> [Items]
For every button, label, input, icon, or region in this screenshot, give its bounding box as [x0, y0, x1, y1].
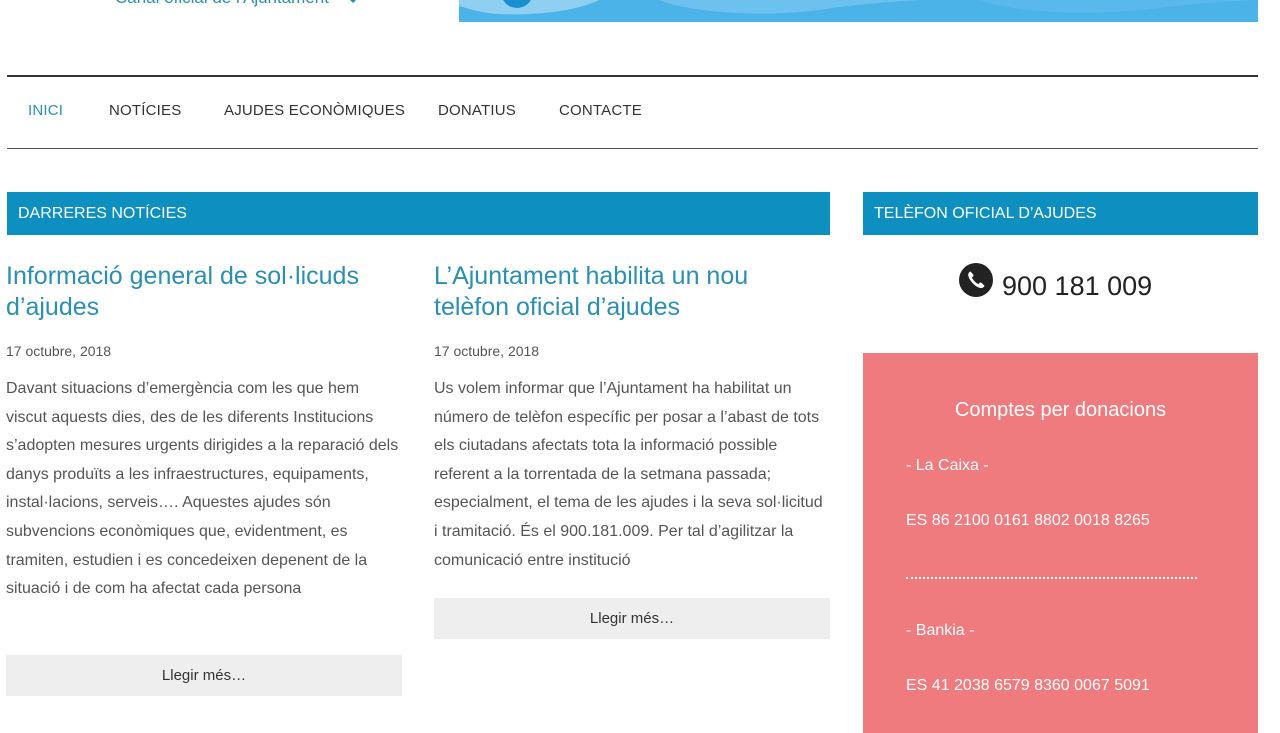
donation-accounts-box: Comptes per donacions - La Caixa - ES 86…	[863, 353, 1258, 733]
cloud-decoration	[459, 0, 1258, 22]
main-navigation: INICI NOTÍCIES AJUDES ECONÒMIQUES DONATI…	[7, 75, 1258, 149]
phone-section-heading: TELÈFON OFICIAL D’AJUDES	[863, 192, 1258, 235]
phone-number: 900 181 009	[1002, 271, 1153, 301]
nav-item-donatius[interactable]: DONATIUS	[438, 102, 516, 119]
nav-item-inici[interactable]: INICI	[28, 102, 63, 119]
site-tagline: Canal oficial de l'Ajuntament	[115, 0, 329, 8]
phone-icon	[959, 263, 993, 297]
bank-account-number: ES 86 2100 0161 8802 0018 8265	[906, 512, 1150, 529]
nav-item-contacte[interactable]: CONTACTE	[559, 102, 642, 119]
bank-name: - Bankia -	[906, 622, 975, 639]
news-section-heading: DARRERES NOTÍCIES	[7, 192, 830, 235]
post-date: 17 octubre, 2018	[434, 343, 540, 359]
nav-item-noticies[interactable]: NOTÍCIES	[109, 102, 181, 119]
post-date: 17 octubre, 2018	[6, 343, 112, 359]
news-post-2: L’Ajuntament habilita un nou telèfon ofi…	[434, 261, 830, 323]
post-title-link[interactable]: L’Ajuntament habilita un nou telèfon ofi…	[434, 261, 830, 323]
header-banner-image	[459, 0, 1258, 22]
donation-title: Comptes per donacions	[954, 399, 1167, 421]
read-more-button[interactable]: Llegir més…	[6, 655, 402, 696]
read-more-button[interactable]: Llegir més…	[434, 598, 830, 639]
post-title-link[interactable]: Informació general de sol·licuds d’ajude…	[6, 261, 402, 323]
post-excerpt: Us volem informar que l’Ajuntament ha ha…	[434, 380, 823, 569]
heart-icon	[350, 0, 356, 3]
post-excerpt: Davant situacions d’emergència com les q…	[6, 380, 399, 598]
bank-name: - La Caixa -	[906, 457, 989, 474]
bank-account-number: ES 41 2038 6579 8360 0067 5091	[906, 677, 1150, 694]
divider	[906, 577, 1197, 579]
nav-item-ajudes-economiques[interactable]: AJUDES ECONÒMIQUES	[224, 102, 405, 119]
news-post-1: Informació general de sol·licuds d’ajude…	[6, 261, 402, 323]
site-header: Canal oficial de l'Ajuntament	[0, 0, 1280, 30]
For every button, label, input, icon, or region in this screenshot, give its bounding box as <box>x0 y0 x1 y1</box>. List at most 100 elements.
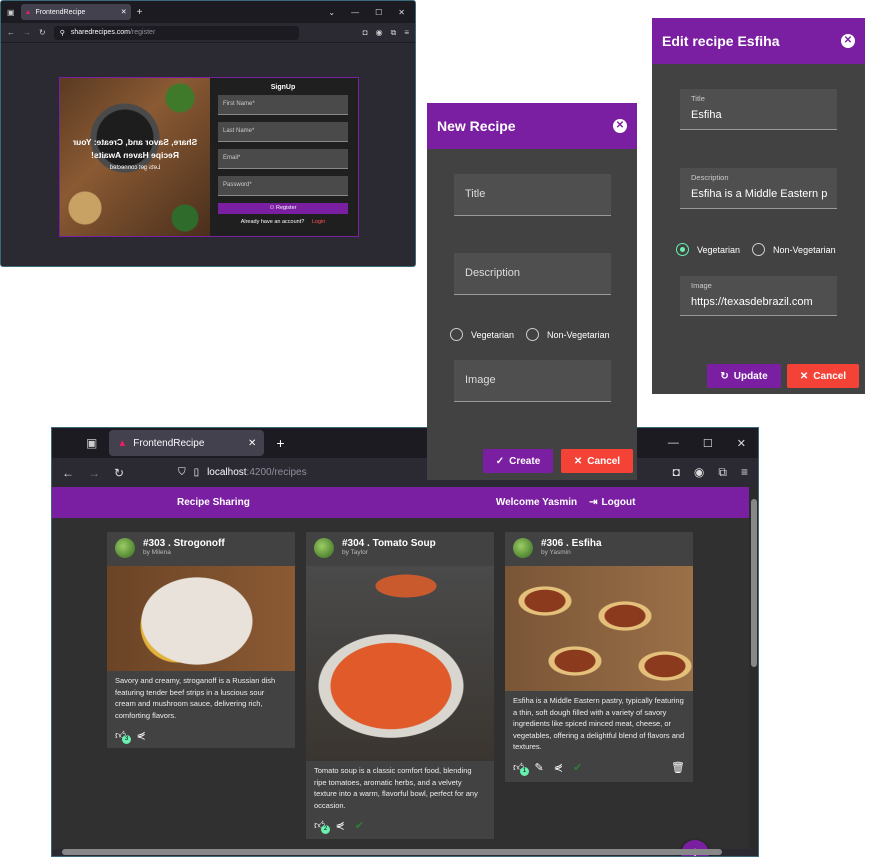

> [Exercise goal] Reproduce all of the material above verbatim, line by line, and leave the pictures out of your copy.

> [Correct response]
For every button, label, input, icon, or region in this screenshot, give its bounding box as [x0, y0, x1, y1].
donation-accounts-box: Comptes per donacions - La Caixa - ES 86…	[863, 353, 1258, 733]
cloud-decoration	[459, 0, 1258, 22]
main-navigation: INICI NOTÍCIES AJUDES ECONÒMIQUES DONATI…	[7, 75, 1258, 149]
phone-section-heading: TELÈFON OFICIAL D’AJUDES	[863, 192, 1258, 235]
phone-number: 900 181 009	[1002, 271, 1153, 301]
nav-item-donatius[interactable]: DONATIUS	[438, 102, 516, 119]
nav-item-inici[interactable]: INICI	[28, 102, 63, 119]
site-tagline: Canal oficial de l'Ajuntament	[115, 0, 329, 8]
phone-icon	[959, 263, 993, 297]
bank-account-number: ES 86 2100 0161 8802 0018 8265	[906, 512, 1150, 529]
nav-item-contacte[interactable]: CONTACTE	[559, 102, 642, 119]
bank-name: - Bankia -	[906, 622, 975, 639]
news-section-heading: DARRERES NOTÍCIES	[7, 192, 830, 235]
post-date: 17 octubre, 2018	[434, 343, 540, 359]
nav-item-noticies[interactable]: NOTÍCIES	[109, 102, 181, 119]
post-date: 17 octubre, 2018	[6, 343, 112, 359]
news-post-2: L’Ajuntament habilita un nou telèfon ofi…	[434, 261, 830, 323]
post-title-link[interactable]: L’Ajuntament habilita un nou telèfon ofi…	[434, 261, 830, 323]
header-banner-image	[459, 0, 1258, 22]
donation-title: Comptes per donacions	[954, 399, 1167, 421]
read-more-button[interactable]: Llegir més…	[6, 655, 402, 696]
read-more-button[interactable]: Llegir més…	[434, 598, 830, 639]
post-title-link[interactable]: Informació general de sol·licuds d’ajude…	[6, 261, 402, 323]
post-excerpt: Us volem informar que l’Ajuntament ha ha…	[434, 380, 823, 569]
heart-icon	[350, 0, 356, 3]
post-excerpt: Davant situacions d’emergència com les q…	[6, 380, 399, 598]
bank-name: - La Caixa -	[906, 457, 989, 474]
bank-account-number: ES 41 2038 6579 8360 0067 5091	[906, 677, 1150, 694]
divider	[906, 577, 1197, 579]
nav-item-ajudes-economiques[interactable]: AJUDES ECONÒMIQUES	[224, 102, 405, 119]
news-post-1: Informació general de sol·licuds d’ajude…	[6, 261, 402, 323]
site-header: Canal oficial de l'Ajuntament	[0, 0, 1280, 30]
For every button, label, input, icon, or region in this screenshot, give its bounding box as <box>x0 y0 x1 y1</box>. List at most 100 elements.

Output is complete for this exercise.